> **WHAT TO DO**
Please return each record exactly as it stands.

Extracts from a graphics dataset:
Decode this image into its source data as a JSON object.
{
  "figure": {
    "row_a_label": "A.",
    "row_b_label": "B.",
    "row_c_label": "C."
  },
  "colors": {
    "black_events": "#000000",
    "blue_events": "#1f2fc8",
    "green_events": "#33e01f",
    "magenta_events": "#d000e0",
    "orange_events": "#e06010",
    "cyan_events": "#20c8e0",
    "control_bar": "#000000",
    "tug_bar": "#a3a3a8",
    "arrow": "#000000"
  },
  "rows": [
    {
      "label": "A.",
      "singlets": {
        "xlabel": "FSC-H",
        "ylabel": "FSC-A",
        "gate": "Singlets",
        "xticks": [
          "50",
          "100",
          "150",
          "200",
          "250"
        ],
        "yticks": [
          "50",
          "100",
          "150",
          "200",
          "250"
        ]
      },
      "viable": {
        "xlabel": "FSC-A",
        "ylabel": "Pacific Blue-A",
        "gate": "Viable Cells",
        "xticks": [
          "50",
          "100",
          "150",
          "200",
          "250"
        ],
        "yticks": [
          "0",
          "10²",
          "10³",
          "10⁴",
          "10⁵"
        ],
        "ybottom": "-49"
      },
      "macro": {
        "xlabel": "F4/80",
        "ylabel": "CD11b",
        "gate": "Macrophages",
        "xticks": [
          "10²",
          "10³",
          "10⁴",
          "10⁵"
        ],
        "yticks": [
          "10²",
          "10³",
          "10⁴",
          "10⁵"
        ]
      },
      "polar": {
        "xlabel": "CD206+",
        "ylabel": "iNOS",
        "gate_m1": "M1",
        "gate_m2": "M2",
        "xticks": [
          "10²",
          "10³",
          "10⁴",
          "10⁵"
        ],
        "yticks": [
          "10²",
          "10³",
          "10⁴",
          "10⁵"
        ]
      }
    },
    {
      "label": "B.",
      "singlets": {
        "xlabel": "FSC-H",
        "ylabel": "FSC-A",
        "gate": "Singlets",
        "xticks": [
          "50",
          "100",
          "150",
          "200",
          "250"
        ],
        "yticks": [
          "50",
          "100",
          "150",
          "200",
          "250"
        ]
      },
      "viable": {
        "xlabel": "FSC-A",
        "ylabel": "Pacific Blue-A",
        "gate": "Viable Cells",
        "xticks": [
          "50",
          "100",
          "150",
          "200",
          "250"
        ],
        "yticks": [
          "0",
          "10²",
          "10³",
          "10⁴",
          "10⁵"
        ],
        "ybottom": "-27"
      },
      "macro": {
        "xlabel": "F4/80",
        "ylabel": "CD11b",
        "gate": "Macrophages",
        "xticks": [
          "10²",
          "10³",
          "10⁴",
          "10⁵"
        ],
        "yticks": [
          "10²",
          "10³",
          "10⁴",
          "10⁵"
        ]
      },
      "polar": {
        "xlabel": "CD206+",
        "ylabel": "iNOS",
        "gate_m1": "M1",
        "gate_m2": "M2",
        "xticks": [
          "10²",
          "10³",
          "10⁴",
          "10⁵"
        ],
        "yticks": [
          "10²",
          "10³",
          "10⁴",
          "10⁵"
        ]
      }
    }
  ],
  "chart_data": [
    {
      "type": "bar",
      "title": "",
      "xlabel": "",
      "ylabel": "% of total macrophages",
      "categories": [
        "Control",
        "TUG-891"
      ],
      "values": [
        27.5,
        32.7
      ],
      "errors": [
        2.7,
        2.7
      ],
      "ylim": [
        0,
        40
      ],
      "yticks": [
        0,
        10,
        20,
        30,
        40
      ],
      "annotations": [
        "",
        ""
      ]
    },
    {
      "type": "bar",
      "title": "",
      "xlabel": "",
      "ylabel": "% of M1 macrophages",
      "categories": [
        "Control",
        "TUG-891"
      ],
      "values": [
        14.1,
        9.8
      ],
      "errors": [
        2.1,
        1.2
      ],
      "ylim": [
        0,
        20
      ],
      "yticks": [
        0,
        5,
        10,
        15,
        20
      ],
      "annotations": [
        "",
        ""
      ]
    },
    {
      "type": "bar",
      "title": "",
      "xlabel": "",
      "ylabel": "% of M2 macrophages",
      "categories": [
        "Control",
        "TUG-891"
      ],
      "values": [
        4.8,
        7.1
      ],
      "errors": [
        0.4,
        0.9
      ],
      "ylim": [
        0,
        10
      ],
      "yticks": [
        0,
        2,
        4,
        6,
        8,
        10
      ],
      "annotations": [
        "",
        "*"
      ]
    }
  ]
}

> **TASK RESPONSE**
Decode this image into its source data as a JSON object.
{
  "figure": {
    "row_a_label": "A.",
    "row_b_label": "B.",
    "row_c_label": "C."
  },
  "colors": {
    "black_events": "#000000",
    "blue_events": "#1f2fc8",
    "green_events": "#33e01f",
    "magenta_events": "#d000e0",
    "orange_events": "#e06010",
    "cyan_events": "#20c8e0",
    "control_bar": "#000000",
    "tug_bar": "#a3a3a8",
    "arrow": "#000000"
  },
  "rows": [
    {
      "label": "A.",
      "singlets": {
        "xlabel": "FSC-H",
        "ylabel": "FSC-A",
        "gate": "Singlets",
        "xticks": [
          "50",
          "100",
          "150",
          "200",
          "250"
        ],
        "yticks": [
          "50",
          "100",
          "150",
          "200",
          "250"
        ]
      },
      "viable": {
        "xlabel": "FSC-A",
        "ylabel": "Pacific Blue-A",
        "gate": "Viable Cells",
        "xticks": [
          "50",
          "100",
          "150",
          "200",
          "250"
        ],
        "yticks": [
          "0",
          "10²",
          "10³",
          "10⁴",
          "10⁵"
        ],
        "ybottom": "-49"
      },
      "macro": {
        "xlabel": "F4/80",
        "ylabel": "CD11b",
        "gate": "Macrophages",
        "xticks": [
          "10²",
          "10³",
          "10⁴",
          "10⁵"
        ],
        "yticks": [
          "10²",
          "10³",
          "10⁴",
          "10⁵"
        ]
      },
      "polar": {
        "xlabel": "CD206+",
        "ylabel": "iNOS",
        "gate_m1": "M1",
        "gate_m2": "M2",
        "xticks": [
          "10²",
          "10³",
          "10⁴",
          "10⁵"
        ],
        "yticks": [
          "10²",
          "10³",
          "10⁴",
          "10⁵"
        ]
      }
    },
    {
      "label": "B.",
      "singlets": {
        "xlabel": "FSC-H",
        "ylabel": "FSC-A",
        "gate": "Singlets",
        "xticks": [
          "50",
          "100",
          "150",
          "200",
          "250"
        ],
        "yticks": [
          "50",
          "100",
          "150",
          "200",
          "250"
        ]
      },
      "viable": {
        "xlabel": "FSC-A",
        "ylabel": "Pacific Blue-A",
        "gate": "Viable Cells",
        "xticks": [
          "50",
          "100",
          "150",
          "200",
          "250"
        ],
        "yticks": [
          "0",
          "10²",
          "10³",
          "10⁴",
          "10⁵"
        ],
        "ybottom": "-27"
      },
      "macro": {
        "xlabel": "F4/80",
        "ylabel": "CD11b",
        "gate": "Macrophages",
        "xticks": [
          "10²",
          "10³",
          "10⁴",
          "10⁵"
        ],
        "yticks": [
          "10²",
          "10³",
          "10⁴",
          "10⁵"
        ]
      },
      "polar": {
        "xlabel": "CD206+",
        "ylabel": "iNOS",
        "gate_m1": "M1",
        "gate_m2": "M2",
        "xticks": [
          "10²",
          "10³",
          "10⁴",
          "10⁵"
        ],
        "yticks": [
          "10²",
          "10³",
          "10⁴",
          "10⁵"
        ]
      }
    }
  ],
  "chart_data": [
    {
      "type": "bar",
      "title": "",
      "xlabel": "",
      "ylabel": "% of total macrophages",
      "categories": [
        "Control",
        "TUG-891"
      ],
      "values": [
        27.5,
        32.7
      ],
      "errors": [
        2.7,
        2.7
      ],
      "ylim": [
        0,
        40
      ],
      "yticks": [
        0,
        10,
        20,
        30,
        40
      ],
      "annotations": [
        "",
        ""
      ]
    },
    {
      "type": "bar",
      "title": "",
      "xlabel": "",
      "ylabel": "% of M1 macrophages",
      "categories": [
        "Control",
        "TUG-891"
      ],
      "values": [
        14.1,
        9.8
      ],
      "errors": [
        2.1,
        1.2
      ],
      "ylim": [
        0,
        20
      ],
      "yticks": [
        0,
        5,
        10,
        15,
        20
      ],
      "annotations": [
        "",
        ""
      ]
    },
    {
      "type": "bar",
      "title": "",
      "xlabel": "",
      "ylabel": "% of M2 macrophages",
      "categories": [
        "Control",
        "TUG-891"
      ],
      "values": [
        4.8,
        7.1
      ],
      "errors": [
        0.4,
        0.9
      ],
      "ylim": [
        0,
        10
      ],
      "yticks": [
        0,
        2,
        4,
        6,
        8,
        10
      ],
      "annotations": [
        "",
        "*"
      ]
    }
  ]
}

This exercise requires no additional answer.